- **Exercise**: Count every line that has the word "type". Give the number, without anything more.

- **Records to use**:
━━━
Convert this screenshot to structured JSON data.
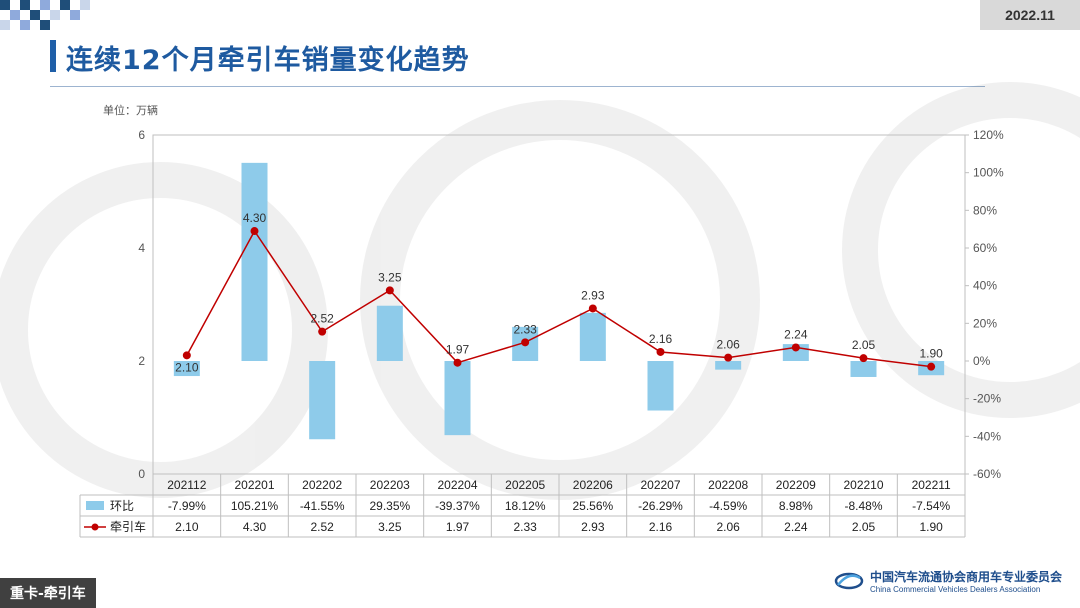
{
  "header": {
    "date": "2022.11",
    "title": "连续12个月牵引车销量变化趋势"
  },
  "footer": {
    "section_tag": "重卡-牵引车"
  },
  "org": {
    "name_cn": "中国汽车流通协会商用车专业委员会",
    "name_en": "China Commercial Vehicles Dealers Association"
  },
  "unit_label": "单位：万辆",
  "colors": {
    "bar": "#8ecbea",
    "line": "#c00000",
    "grid": "#bfbfbf",
    "accent": "#1e5aa0"
  },
  "chart_data": {
    "type": "bar+line",
    "categories": [
      "202112",
      "202201",
      "202202",
      "202203",
      "202204",
      "202205",
      "202206",
      "202207",
      "202208",
      "202209",
      "202210",
      "202211"
    ],
    "series": [
      {
        "name": "环比",
        "type": "bar",
        "axis": "right",
        "values": [
          -7.99,
          105.21,
          -41.55,
          29.35,
          -39.37,
          18.12,
          25.56,
          -26.29,
          -4.59,
          8.98,
          -8.48,
          -7.54
        ],
        "labels": [
          "-7.99%",
          "105.21%",
          "-41.55%",
          "29.35%",
          "-39.37%",
          "18.12%",
          "25.56%",
          "-26.29%",
          "-4.59%",
          "8.98%",
          "-8.48%",
          "-7.54%"
        ]
      },
      {
        "name": "牵引车",
        "type": "line",
        "axis": "left",
        "values": [
          2.1,
          4.3,
          2.52,
          3.25,
          1.97,
          2.33,
          2.93,
          2.16,
          2.06,
          2.24,
          2.05,
          1.9
        ],
        "labels": [
          "2.10",
          "4.30",
          "2.52",
          "3.25",
          "1.97",
          "2.33",
          "2.93",
          "2.16",
          "2.06",
          "2.24",
          "2.05",
          "1.90"
        ]
      }
    ],
    "y_left": {
      "range": [
        0,
        6
      ],
      "ticks": [
        "0",
        "2",
        "4",
        "6"
      ]
    },
    "y_right": {
      "range": [
        -60,
        120
      ],
      "ticks": [
        "-60%",
        "-40%",
        "-20%",
        "0%",
        "20%",
        "40%",
        "60%",
        "80%",
        "100%",
        "120%"
      ]
    },
    "grid": false,
    "legend": "data-table-below"
  }
}
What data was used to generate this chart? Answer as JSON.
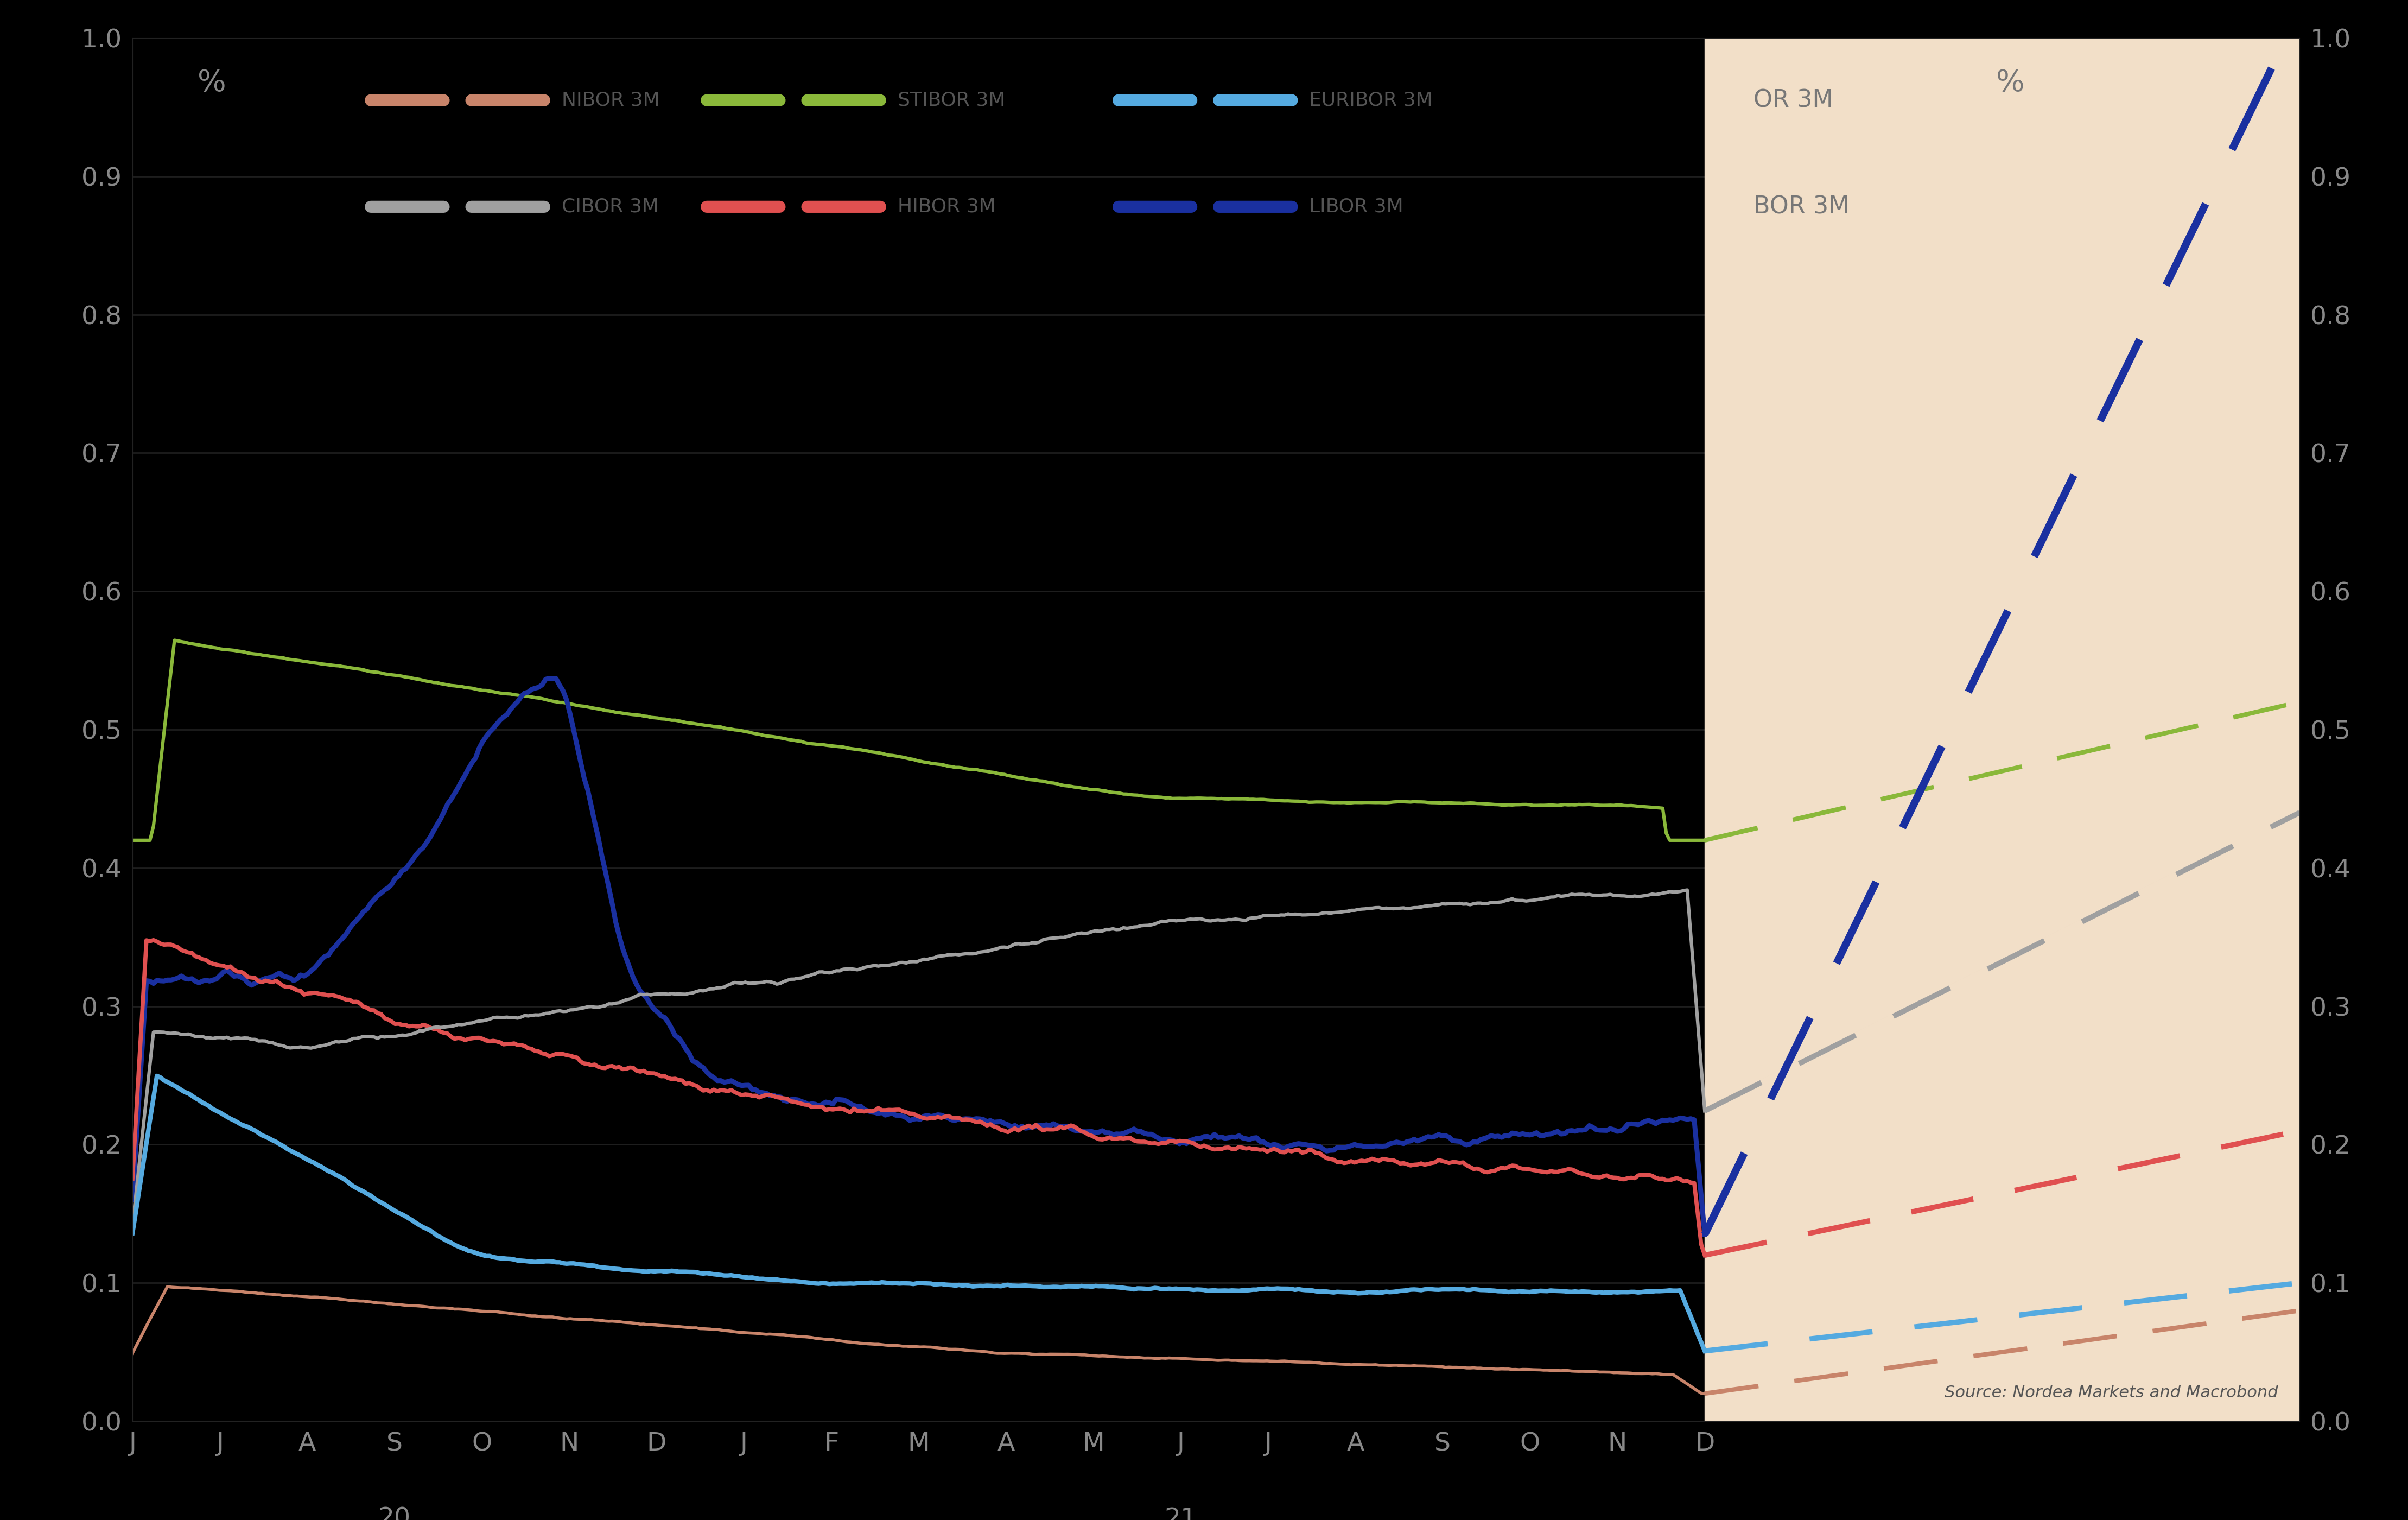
{
  "background_color": "#000000",
  "plot_bg_color": "#000000",
  "forecast_bg_color": "#f2dfc8",
  "text_color": "#888888",
  "grid_color": "#1c1c1c",
  "ylim": [
    0.0,
    1.0
  ],
  "yticks": [
    0.0,
    0.1,
    0.2,
    0.3,
    0.4,
    0.5,
    0.6,
    0.7,
    0.8,
    0.9,
    1.0
  ],
  "xtick_month_labels": [
    "J",
    "J",
    "A",
    "S",
    "O",
    "N",
    "D",
    "J",
    "F",
    "M",
    "A",
    "M",
    "J",
    "J",
    "A",
    "S",
    "O",
    "N",
    "D"
  ],
  "source_text": "Source: Nordea Markets and Macrobond",
  "colors": {
    "nibor": "#c8846a",
    "stibor": "#8ab83a",
    "euribor": "#55aae0",
    "cibor": "#a0a0a0",
    "hibor": "#e05050",
    "libor": "#1a30a0"
  },
  "legend_colors_row1": [
    "#c8846a",
    "#8ab83a",
    "#55aae0"
  ],
  "legend_colors_row2": [
    "#a0a0a0",
    "#e05050",
    "#1a30a0"
  ],
  "forecast_label1": "OR 3M",
  "forecast_label2": "BOR 3M",
  "forecast_pct": "%",
  "pct_label": "%"
}
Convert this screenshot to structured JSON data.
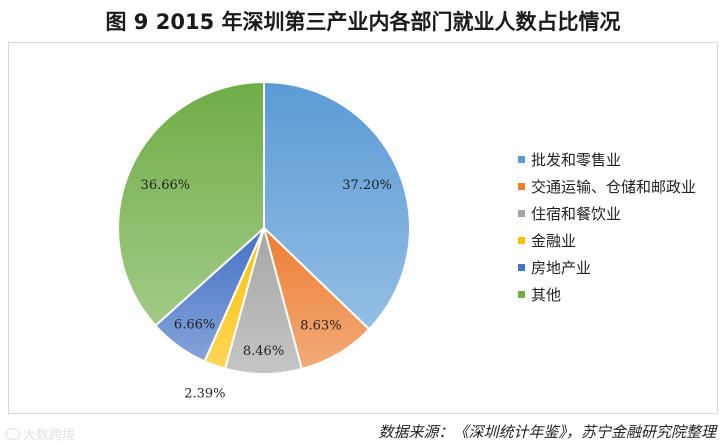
{
  "title": "图 9 2015 年深圳第三产业内各部门就业人数占比情况",
  "source": "数据来源：《深圳统计年鉴》，苏宁金融研究院整理",
  "watermark": "大数跨境",
  "chart_data": {
    "type": "pie",
    "title": "图 9 2015 年深圳第三产业内各部门就业人数占比情况",
    "legend_position": "right",
    "labels": [
      "批发和零售业",
      "交通运输、仓储和邮政业",
      "住宿和餐饮业",
      "金融业",
      "房地产业",
      "其他"
    ],
    "values": [
      37.2,
      8.63,
      8.46,
      2.39,
      6.66,
      36.66
    ],
    "value_labels": [
      "37.20%",
      "8.63%",
      "8.46%",
      "2.39%",
      "6.66%",
      "36.66%"
    ],
    "colors": [
      "#5b9bd5",
      "#ed7d31",
      "#a5a5a5",
      "#ffc000",
      "#4472c4",
      "#70ad47"
    ]
  }
}
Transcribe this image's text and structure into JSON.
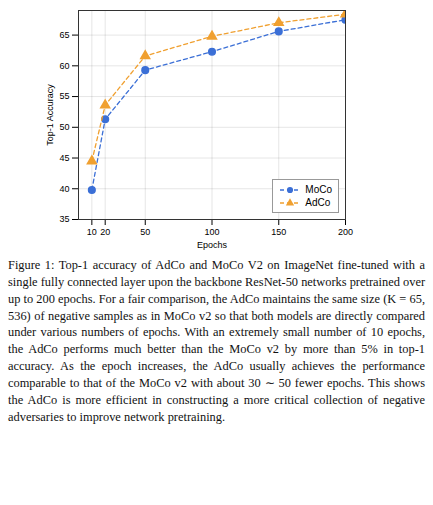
{
  "chart_data": {
    "type": "line",
    "xlabel": "Epochs",
    "ylabel": "Top-1 Accuracy",
    "x": [
      10,
      20,
      50,
      100,
      150,
      200
    ],
    "series": [
      {
        "name": "MoCo",
        "color": "#3b6fd6",
        "marker": "circle",
        "line_style": "dashed",
        "values": [
          39.8,
          51.3,
          59.3,
          62.3,
          65.6,
          67.5
        ]
      },
      {
        "name": "AdCo",
        "color": "#f0a030",
        "marker": "triangle",
        "line_style": "dashed",
        "values": [
          44.5,
          53.6,
          61.6,
          64.8,
          67.0,
          68.4
        ]
      }
    ],
    "xlim": [
      0,
      200
    ],
    "xticks": [
      10,
      20,
      50,
      100,
      150,
      200
    ],
    "ylim": [
      35,
      69
    ],
    "yticks": [
      35,
      40,
      45,
      50,
      55,
      60,
      65
    ],
    "grid": true,
    "legend": "lower right",
    "caption": "Figure 1: Top-1 accuracy of AdCo and MoCo V2 on ImageNet fine-tuned with a single fully connected layer upon the backbone ResNet-50 networks pretrained over up to 200 epochs. For a fair comparison, the AdCo maintains the same size (K = 65, 536) of negative samples as in MoCo v2 so that both models are directly compared under various numbers of epochs. With an extremely small number of 10 epochs, the AdCo performs much better than the MoCo v2 by more than 5% in top-1 accuracy. As the epoch increases, the AdCo usually achieves the performance comparable to that of the MoCo v2 with about 30 ∼ 50 fewer epochs. This shows the AdCo is more efficient in constructing a more critical collection of negative adversaries to improve network pretraining."
  }
}
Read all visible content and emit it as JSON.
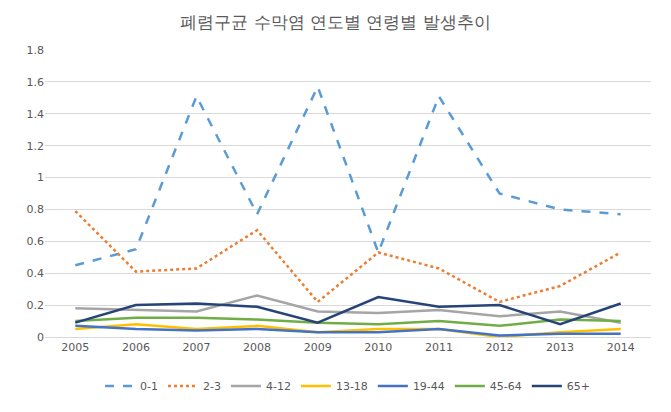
{
  "chart_data": {
    "type": "line",
    "title": "폐렴구균 수막염 연도별 연령별 발생추이",
    "categories": [
      "2005",
      "2006",
      "2007",
      "2008",
      "2009",
      "2010",
      "2011",
      "2012",
      "2013",
      "2014"
    ],
    "series": [
      {
        "name": "0-1",
        "color": "#5B9BD5",
        "line_style": "dash",
        "values": [
          0.45,
          0.55,
          1.51,
          0.77,
          1.57,
          0.53,
          1.51,
          0.9,
          0.8,
          0.77
        ]
      },
      {
        "name": "2-3",
        "color": "#ED7D31",
        "line_style": "dot",
        "values": [
          0.79,
          0.41,
          0.43,
          0.67,
          0.22,
          0.53,
          0.43,
          0.22,
          0.32,
          0.53
        ]
      },
      {
        "name": "4-12",
        "color": "#A5A5A5",
        "line_style": "solid",
        "values": [
          0.18,
          0.17,
          0.16,
          0.26,
          0.16,
          0.15,
          0.17,
          0.13,
          0.16,
          0.09
        ]
      },
      {
        "name": "13-18",
        "color": "#FFC000",
        "line_style": "solid",
        "values": [
          0.05,
          0.08,
          0.05,
          0.07,
          0.03,
          0.05,
          0.05,
          0.0,
          0.03,
          0.05
        ]
      },
      {
        "name": "19-44",
        "color": "#4472C4",
        "line_style": "solid",
        "values": [
          0.07,
          0.05,
          0.04,
          0.05,
          0.03,
          0.03,
          0.05,
          0.01,
          0.02,
          0.02
        ]
      },
      {
        "name": "45-64",
        "color": "#70AD47",
        "line_style": "solid",
        "values": [
          0.1,
          0.12,
          0.12,
          0.11,
          0.09,
          0.08,
          0.1,
          0.07,
          0.11,
          0.1
        ]
      },
      {
        "name": "65+",
        "color": "#264478",
        "line_style": "solid",
        "values": [
          0.09,
          0.2,
          0.21,
          0.19,
          0.09,
          0.25,
          0.19,
          0.2,
          0.08,
          0.21
        ]
      }
    ],
    "ylim": [
      0,
      1.8
    ],
    "yticks": [
      0,
      0.2,
      0.4,
      0.6,
      0.8,
      1,
      1.2,
      1.4,
      1.6,
      1.8
    ],
    "grid": true,
    "legend": "bottom"
  }
}
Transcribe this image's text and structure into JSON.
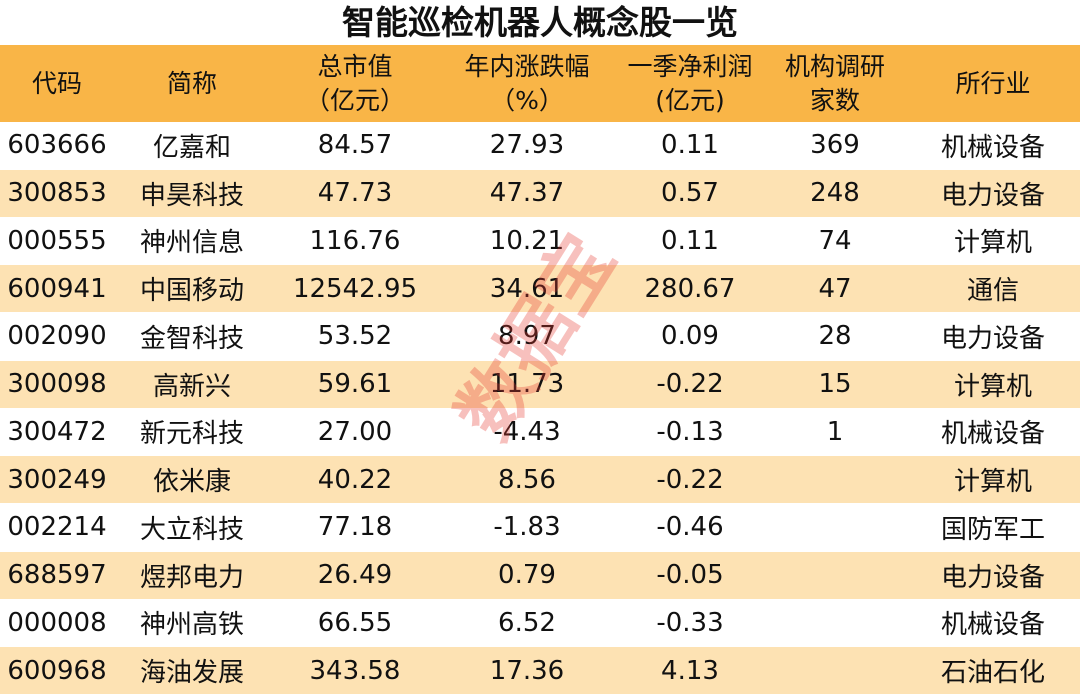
{
  "title": "智能巡检机器人概念股一览",
  "watermark": "数据宝",
  "table": {
    "columns": [
      {
        "key": "code",
        "header": [
          "代码"
        ]
      },
      {
        "key": "name",
        "header": [
          "简称"
        ]
      },
      {
        "key": "cap",
        "header": [
          "总市值",
          "（亿元）"
        ]
      },
      {
        "key": "change",
        "header": [
          "年内涨跌幅",
          "（%）"
        ]
      },
      {
        "key": "profit",
        "header": [
          "一季净利润",
          "(亿元)"
        ]
      },
      {
        "key": "visits",
        "header": [
          "机构调研",
          "家数"
        ]
      },
      {
        "key": "industry",
        "header": [
          "所行业"
        ]
      }
    ],
    "rows": [
      {
        "code": "603666",
        "name": "亿嘉和",
        "cap": "84.57",
        "change": "27.93",
        "profit": "0.11",
        "visits": "369",
        "industry": "机械设备"
      },
      {
        "code": "300853",
        "name": "申昊科技",
        "cap": "47.73",
        "change": "47.37",
        "profit": "0.57",
        "visits": "248",
        "industry": "电力设备"
      },
      {
        "code": "000555",
        "name": "神州信息",
        "cap": "116.76",
        "change": "10.21",
        "profit": "0.11",
        "visits": "74",
        "industry": "计算机"
      },
      {
        "code": "600941",
        "name": "中国移动",
        "cap": "12542.95",
        "change": "34.61",
        "profit": "280.67",
        "visits": "47",
        "industry": "通信"
      },
      {
        "code": "002090",
        "name": "金智科技",
        "cap": "53.52",
        "change": "8.97",
        "profit": "0.09",
        "visits": "28",
        "industry": "电力设备"
      },
      {
        "code": "300098",
        "name": "高新兴",
        "cap": "59.61",
        "change": "11.73",
        "profit": "-0.22",
        "visits": "15",
        "industry": "计算机"
      },
      {
        "code": "300472",
        "name": "新元科技",
        "cap": "27.00",
        "change": "-4.43",
        "profit": "-0.13",
        "visits": "1",
        "industry": "机械设备"
      },
      {
        "code": "300249",
        "name": "依米康",
        "cap": "40.22",
        "change": "8.56",
        "profit": "-0.22",
        "industry": "计算机"
      },
      {
        "code": "002214",
        "name": "大立科技",
        "cap": "77.18",
        "change": "-1.83",
        "profit": "-0.46",
        "industry": "国防军工"
      },
      {
        "code": "688597",
        "name": "煜邦电力",
        "cap": "26.49",
        "change": "0.79",
        "profit": "-0.05",
        "industry": "电力设备"
      },
      {
        "code": "000008",
        "name": "神州高铁",
        "cap": "66.55",
        "change": "6.52",
        "profit": "-0.33",
        "industry": "机械设备"
      },
      {
        "code": "600968",
        "name": "海油发展",
        "cap": "343.58",
        "change": "17.36",
        "profit": "4.13",
        "industry": "石油石化"
      }
    ]
  }
}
━━━
- **The completed task**: 6